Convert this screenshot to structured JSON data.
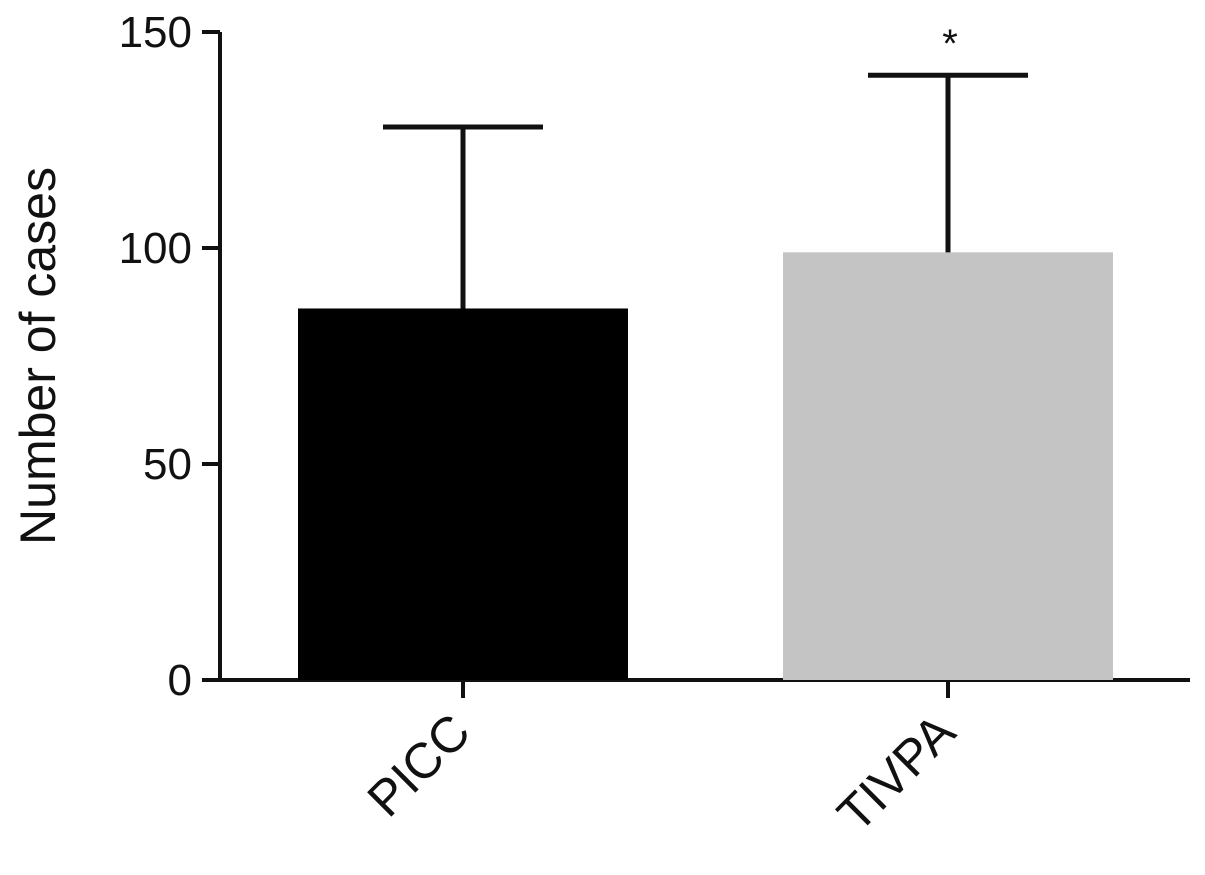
{
  "chart_data": {
    "type": "bar",
    "categories": [
      "PICC",
      "TIVPA"
    ],
    "values": [
      86,
      99
    ],
    "error_upper": [
      128,
      140
    ],
    "bar_colors": [
      "#000000",
      "#c4c4c4"
    ],
    "annotations": [
      "",
      "*"
    ],
    "title": "",
    "xlabel": "",
    "ylabel": "Number of cases",
    "ylim": [
      0,
      150
    ],
    "yticks": [
      0,
      50,
      100,
      150
    ],
    "grid": false,
    "legend": "none"
  }
}
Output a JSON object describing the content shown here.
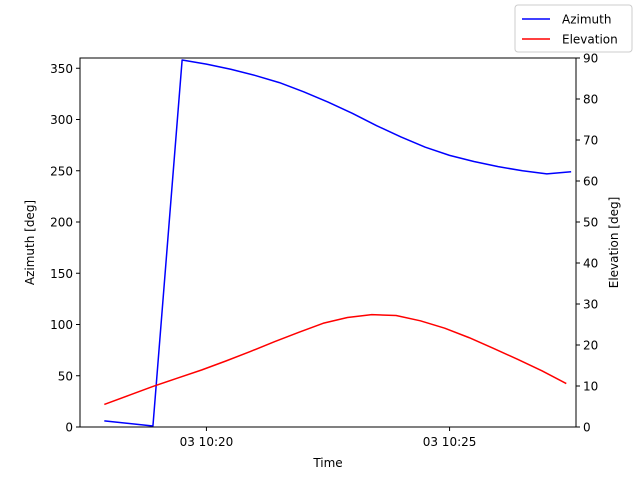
{
  "chart_data": {
    "type": "line",
    "title": "",
    "xlabel": "Time",
    "y_left_label": "Azimuth [deg]",
    "y_right_label": "Elevation [deg]",
    "x_ticks": [
      "03 10:20",
      "03 10:25"
    ],
    "x_tick_minutes": [
      20,
      25
    ],
    "xlim_minutes": [
      17.4,
      27.6
    ],
    "y_left_lim": [
      0,
      360
    ],
    "y_left_ticks": [
      0,
      50,
      100,
      150,
      200,
      250,
      300,
      350
    ],
    "y_right_lim": [
      0,
      90
    ],
    "y_right_ticks": [
      0,
      10,
      20,
      30,
      40,
      50,
      60,
      70,
      80,
      90
    ],
    "grid": false,
    "legend_position": "top-right",
    "colors": {
      "azimuth": "#0000ff",
      "elevation": "#ff0000"
    },
    "series": [
      {
        "name": "Azimuth",
        "axis": "left",
        "x_minutes": [
          17.9,
          18.9,
          19.5,
          20.0,
          20.5,
          21.0,
          21.5,
          22.0,
          22.5,
          23.0,
          23.5,
          24.0,
          24.5,
          25.0,
          25.5,
          26.0,
          26.5,
          27.0,
          27.5
        ],
        "values": [
          6,
          1,
          358,
          354,
          349,
          343,
          336,
          327,
          317,
          306,
          294,
          283,
          273,
          265,
          259,
          254,
          250,
          247,
          249
        ]
      },
      {
        "name": "Elevation",
        "axis": "right",
        "x_minutes": [
          17.9,
          18.4,
          18.9,
          19.4,
          19.9,
          20.4,
          20.9,
          21.4,
          21.9,
          22.4,
          22.9,
          23.4,
          23.9,
          24.4,
          24.9,
          25.4,
          25.9,
          26.4,
          26.9,
          27.4
        ],
        "values": [
          5.5,
          7.7,
          9.9,
          11.9,
          13.9,
          16.1,
          18.4,
          20.8,
          23.1,
          25.3,
          26.7,
          27.4,
          27.2,
          25.9,
          24.1,
          21.8,
          19.2,
          16.5,
          13.7,
          10.6
        ]
      }
    ]
  }
}
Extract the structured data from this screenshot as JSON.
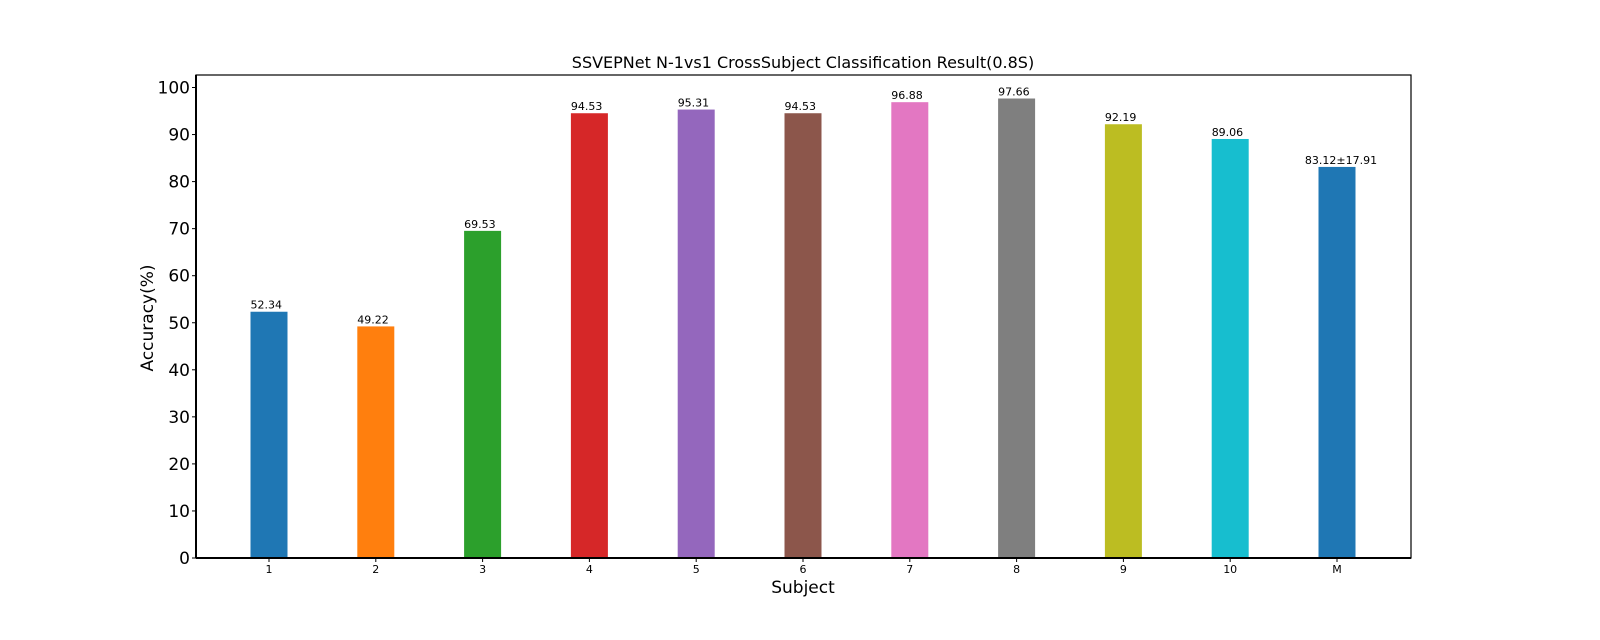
{
  "chart_data": {
    "type": "bar",
    "title": "SSVEPNet N-1vs1 CrossSubject Classification Result(0.8S)",
    "xlabel": "Subject",
    "ylabel": "Accuracy(%)",
    "ylim": [
      0,
      102.5
    ],
    "yticks": [
      0,
      10,
      20,
      30,
      40,
      50,
      60,
      70,
      80,
      90,
      100
    ],
    "grid": false,
    "categories": [
      "1",
      "2",
      "3",
      "4",
      "5",
      "6",
      "7",
      "8",
      "9",
      "10",
      "M"
    ],
    "values": [
      52.34,
      49.22,
      69.53,
      94.53,
      95.31,
      94.53,
      96.88,
      97.66,
      92.19,
      89.06,
      83.12
    ],
    "value_labels": [
      "52.34",
      "49.22",
      "69.53",
      "94.53",
      "95.31",
      "94.53",
      "96.88",
      "97.66",
      "92.19",
      "89.06",
      "83.12±17.91"
    ],
    "colors": [
      "#1f77b4",
      "#ff7f0e",
      "#2ca02c",
      "#d62728",
      "#9467bd",
      "#8c564b",
      "#e377c2",
      "#7f7f7f",
      "#bcbd22",
      "#17becf",
      "#1f77b4"
    ],
    "label_colors": [
      "#000000",
      "#000000",
      "#000000",
      "#000000",
      "#000000",
      "#000000",
      "#000000",
      "#000000",
      "#000000",
      "#000000",
      "#ff0000"
    ]
  }
}
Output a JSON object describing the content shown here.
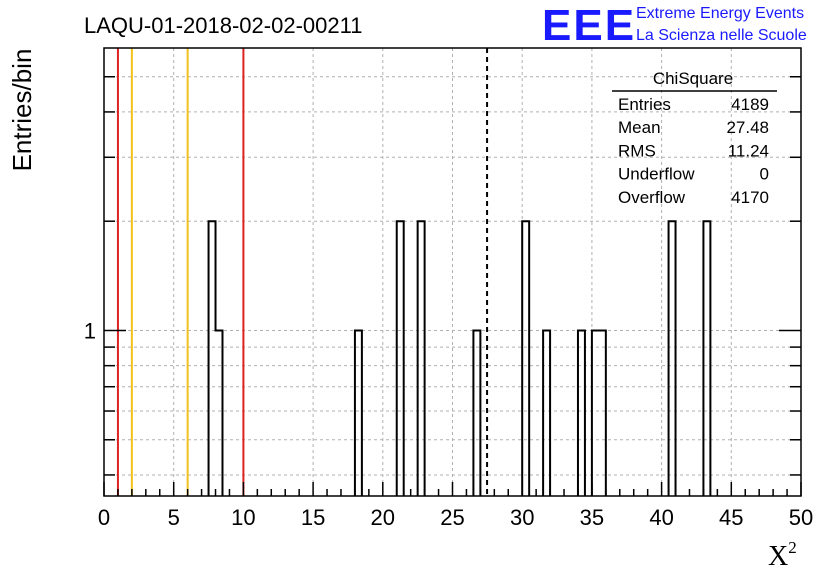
{
  "chart_data": {
    "type": "bar",
    "title": "LAQU-01-2018-02-02-00211",
    "ylabel": "Entries/bin",
    "xlabel": "X",
    "xlabel_superscript": "2",
    "xlim": [
      0,
      50
    ],
    "y_scale": "log",
    "ylim": [
      0.35,
      6
    ],
    "grid": true,
    "x_ticks": [
      "0",
      "5",
      "10",
      "15",
      "20",
      "25",
      "30",
      "35",
      "40",
      "45",
      "50"
    ],
    "y_tick_labels": [
      "1"
    ],
    "bin_width": 0.5,
    "bins": [
      {
        "x": 7.5,
        "y": 2
      },
      {
        "x": 8.0,
        "y": 1
      },
      {
        "x": 18.0,
        "y": 1
      },
      {
        "x": 21.0,
        "y": 2
      },
      {
        "x": 22.5,
        "y": 2
      },
      {
        "x": 26.5,
        "y": 1
      },
      {
        "x": 30.0,
        "y": 2
      },
      {
        "x": 31.5,
        "y": 1
      },
      {
        "x": 34.0,
        "y": 1
      },
      {
        "x": 35.0,
        "y": 1
      },
      {
        "x": 35.5,
        "y": 1
      },
      {
        "x": 40.5,
        "y": 2
      },
      {
        "x": 43.0,
        "y": 2
      }
    ],
    "vertical_lines": [
      {
        "x": 1,
        "color": "#dd2222",
        "style": "solid"
      },
      {
        "x": 2,
        "color": "#f2c21a",
        "style": "solid"
      },
      {
        "x": 6,
        "color": "#f2c21a",
        "style": "solid"
      },
      {
        "x": 10,
        "color": "#dd2222",
        "style": "solid"
      },
      {
        "x": 27.48,
        "color": "#000000",
        "style": "dashed"
      }
    ],
    "stats_box": {
      "title": "ChiSquare",
      "rows": [
        {
          "label": "Entries",
          "value": "4189"
        },
        {
          "label": "Mean",
          "value": "27.48"
        },
        {
          "label": "RMS",
          "value": "11.24"
        },
        {
          "label": "Underflow",
          "value": "0"
        },
        {
          "label": "Overflow",
          "value": "4170"
        }
      ]
    }
  },
  "logo": {
    "mark": "EEE",
    "line1": "Extreme Energy Events",
    "line2": "La Scienza nelle Scuole"
  },
  "colors": {
    "logo": "#1a1aff",
    "grid": "#b0b0b0",
    "red_line": "#dd2222",
    "yellow_line": "#f2c21a"
  }
}
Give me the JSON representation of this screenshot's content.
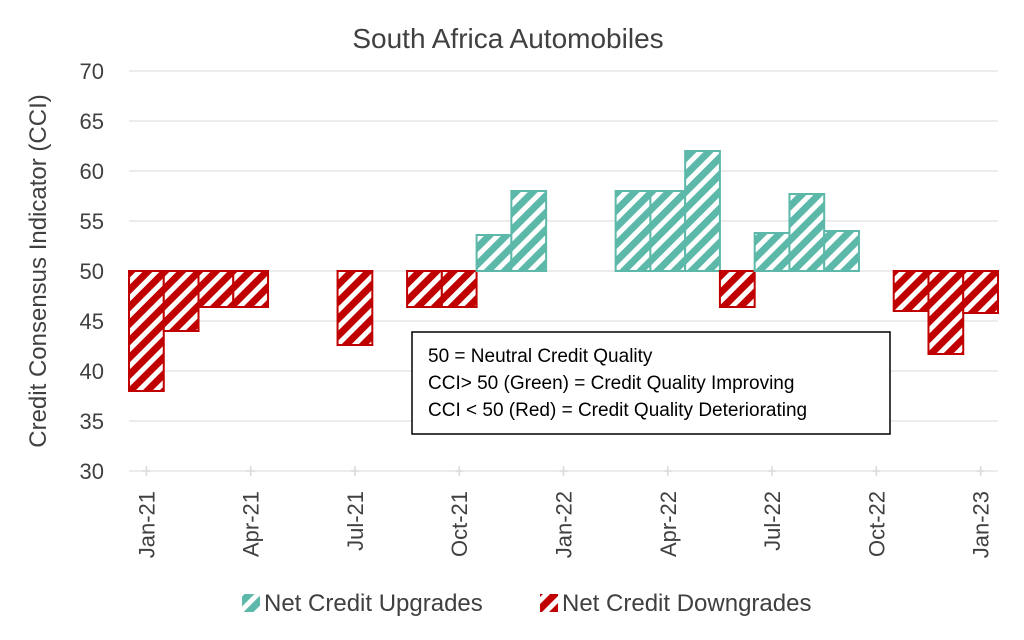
{
  "chart_data": {
    "type": "bar",
    "title": "South Africa Automobiles",
    "ylabel": "Credit Consensus Indicator (CCI)",
    "xlabel": "",
    "ylim": [
      30,
      70
    ],
    "yticks": [
      "30",
      "35",
      "40",
      "45",
      "50",
      "55",
      "60",
      "65",
      "70"
    ],
    "baseline": 50,
    "grid": true,
    "legend_position": "bottom",
    "xtick_labels": [
      {
        "label": "Jan-21",
        "month_index": 0
      },
      {
        "label": "Apr-21",
        "month_index": 3
      },
      {
        "label": "Jul-21",
        "month_index": 6
      },
      {
        "label": "Oct-21",
        "month_index": 9
      },
      {
        "label": "Jan-22",
        "month_index": 12
      },
      {
        "label": "Apr-22",
        "month_index": 15
      },
      {
        "label": "Jul-22",
        "month_index": 18
      },
      {
        "label": "Oct-22",
        "month_index": 21
      },
      {
        "label": "Jan-23",
        "month_index": 24
      }
    ],
    "series": [
      {
        "name": "Net Credit Upgrades",
        "color": "#5cb9a9",
        "pattern": "hatch"
      },
      {
        "name": "Net Credit Downgrades",
        "color": "#c00000",
        "pattern": "hatch"
      }
    ],
    "categories": [
      "Jan-21",
      "Feb-21",
      "Mar-21",
      "Apr-21",
      "May-21",
      "Jun-21",
      "Jul-21",
      "Aug-21",
      "Sep-21",
      "Oct-21",
      "Nov-21",
      "Dec-21",
      "Jan-22",
      "Feb-22",
      "Mar-22",
      "Apr-22",
      "May-22",
      "Jun-22",
      "Jul-22",
      "Aug-22",
      "Sep-22",
      "Oct-22",
      "Nov-22",
      "Dec-22",
      "Jan-23"
    ],
    "values": [
      38.0,
      44.0,
      46.4,
      46.4,
      null,
      null,
      42.6,
      null,
      46.4,
      46.4,
      53.6,
      58.0,
      null,
      null,
      58.0,
      58.0,
      62.0,
      46.4,
      53.8,
      57.7,
      54.0,
      null,
      46.0,
      41.7,
      45.8
    ],
    "annotation": [
      "50 = Neutral Credit Quality",
      "CCI> 50 (Green) = Credit Quality Improving",
      "CCI < 50 (Red) = Credit Quality Deteriorating"
    ]
  }
}
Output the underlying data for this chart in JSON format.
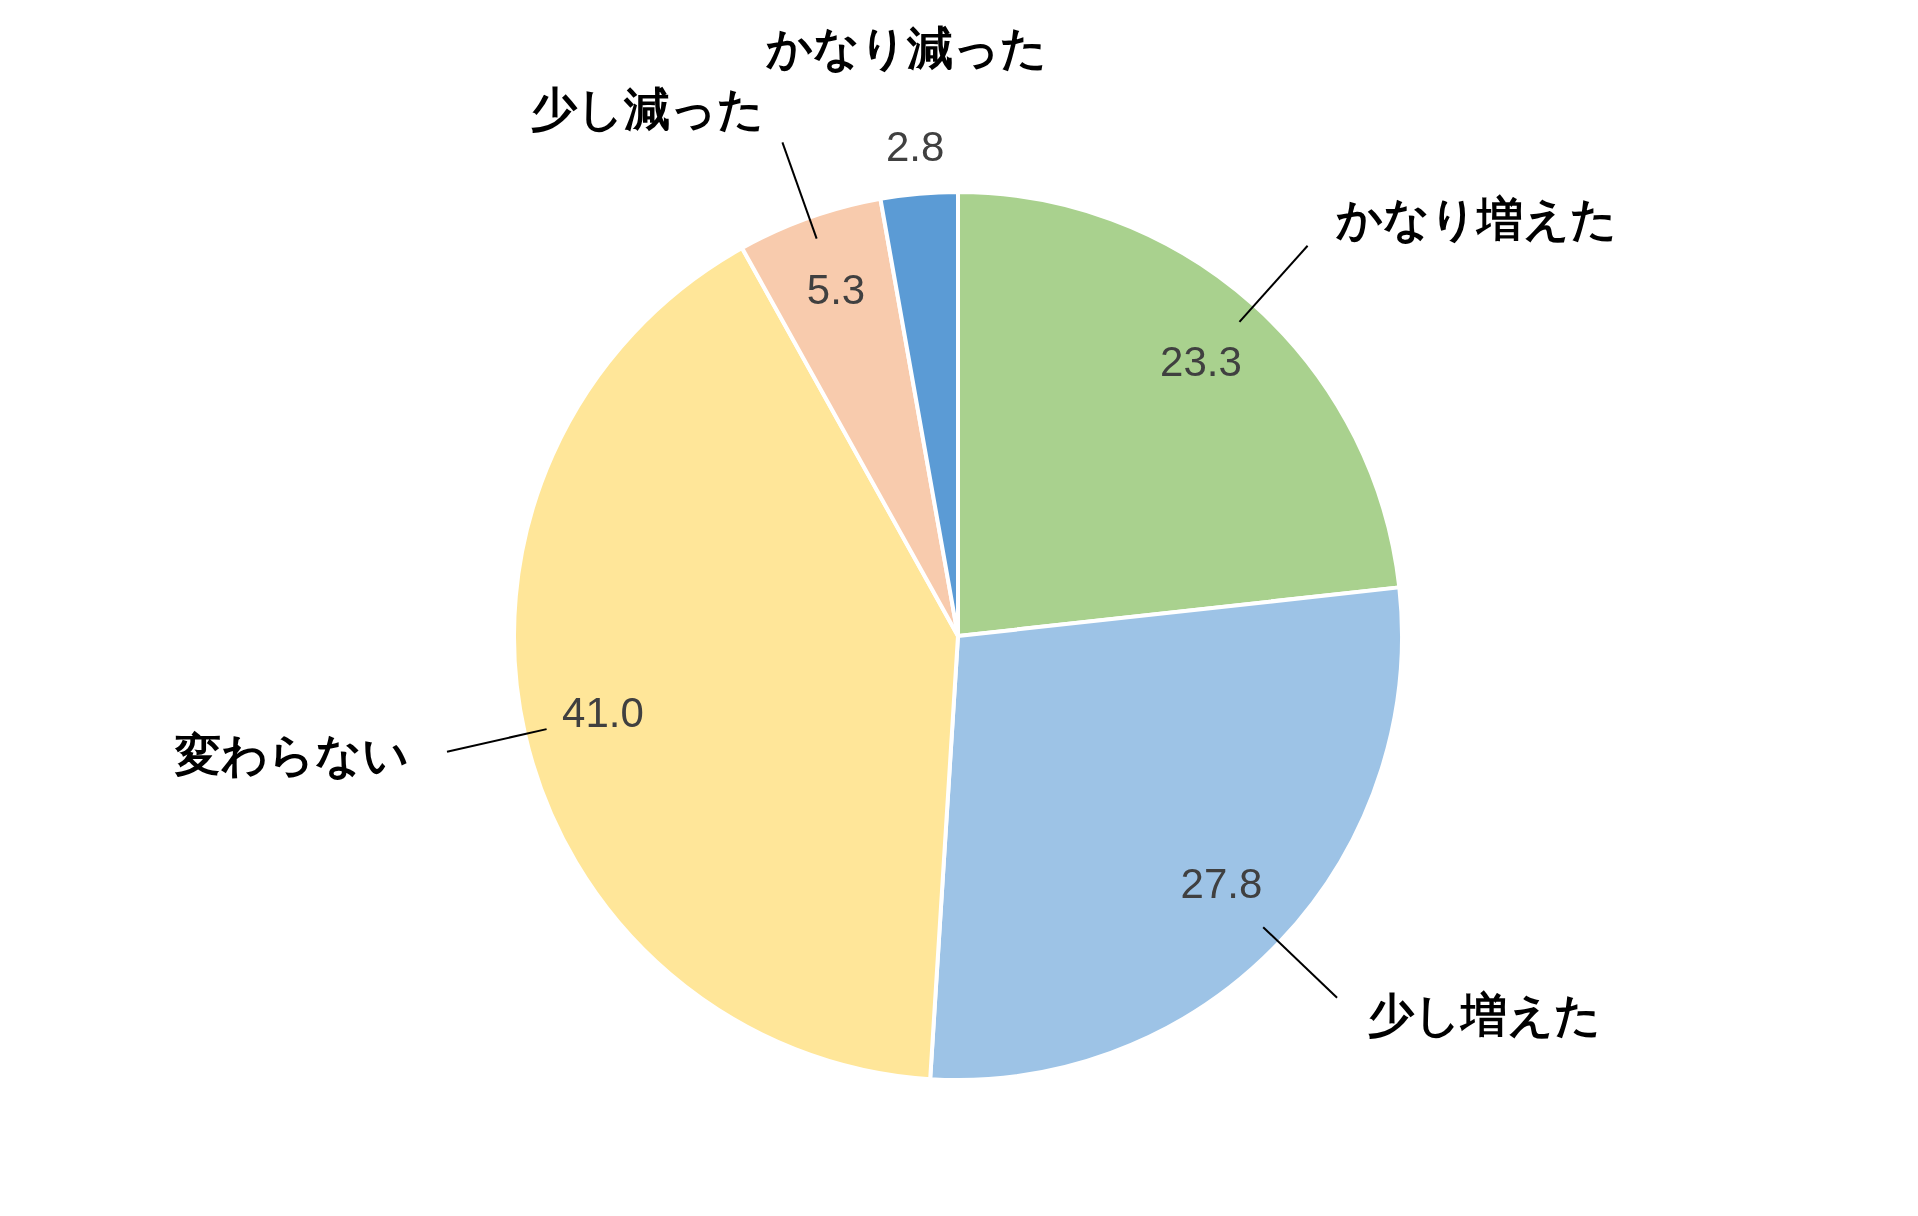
{
  "chart_data": {
    "type": "pie",
    "categories": [
      "かなり増えた",
      "少し増えた",
      "変わらない",
      "少し減った",
      "かなり減った"
    ],
    "values": [
      23.3,
      27.8,
      41.0,
      5.3,
      2.8
    ],
    "colors": [
      "#a9d18e",
      "#9dc3e6",
      "#ffe699",
      "#f8cbad",
      "#5b9bd5"
    ],
    "value_labels": [
      "23.3",
      "27.8",
      "41.0",
      "5.3",
      "2.8"
    ]
  }
}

§ §

#### [What the exercise asks]
Leave out every line without the string "ylabel" and copy the rest.

#### [Exercise solution]
    "ylabel": "Number of cases",
    "ylabel": "Accuracy(%)",
    "ylabel": "Entries/bin",
    "ylabel": "Credit Consensus Indicator (CCI)",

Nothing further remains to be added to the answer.